*Exercise description*: Your task is to print the material below exactly as presented.

[Data items]
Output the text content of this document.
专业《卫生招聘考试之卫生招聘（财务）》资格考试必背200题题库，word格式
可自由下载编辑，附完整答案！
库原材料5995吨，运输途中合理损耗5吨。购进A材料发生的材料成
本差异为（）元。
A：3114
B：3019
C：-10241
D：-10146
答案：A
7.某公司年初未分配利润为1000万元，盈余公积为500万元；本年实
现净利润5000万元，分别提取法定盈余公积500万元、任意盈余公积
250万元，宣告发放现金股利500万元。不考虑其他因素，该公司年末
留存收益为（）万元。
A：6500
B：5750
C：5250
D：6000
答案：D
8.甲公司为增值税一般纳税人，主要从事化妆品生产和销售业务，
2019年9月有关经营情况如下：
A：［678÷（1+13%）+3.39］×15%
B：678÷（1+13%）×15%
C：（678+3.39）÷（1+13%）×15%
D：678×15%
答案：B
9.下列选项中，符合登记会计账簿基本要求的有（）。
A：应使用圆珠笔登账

*Solution to this task*:
Output the text content of this document.
专业《卫生招聘考试之卫生招聘（财务）》资格考试必背200题题库，word格式
可自由下载编辑，附完整答案！
库原材料5995吨，运输途中合理损耗5吨。购进A材料发生的材料成
本差异为（）元。
A：3114
B：3019
C：-10241
D：-10146
答案：A
7.某公司年初未分配利润为1000万元，盈余公积为500万元；本年实
现净利润5000万元，分别提取法定盈余公积500万元、任意盈余公积
250万元，宣告发放现金股利500万元。不考虑其他因素，该公司年末
留存收益为（）万元。
A：6500
B：5750
C：5250
D：6000
答案：D
8.甲公司为增值税一般纳税人，主要从事化妆品生产和销售业务，
2019年9月有关经营情况如下：
A：［678÷（1+13%）+3.39］×15%
B：678÷（1+13%）×15%
C：（678+3.39）÷（1+13%）×15%
D：678×15%
答案：B
9.下列选项中，符合登记会计账簿基本要求的有（）。
A：应使用圆珠笔登账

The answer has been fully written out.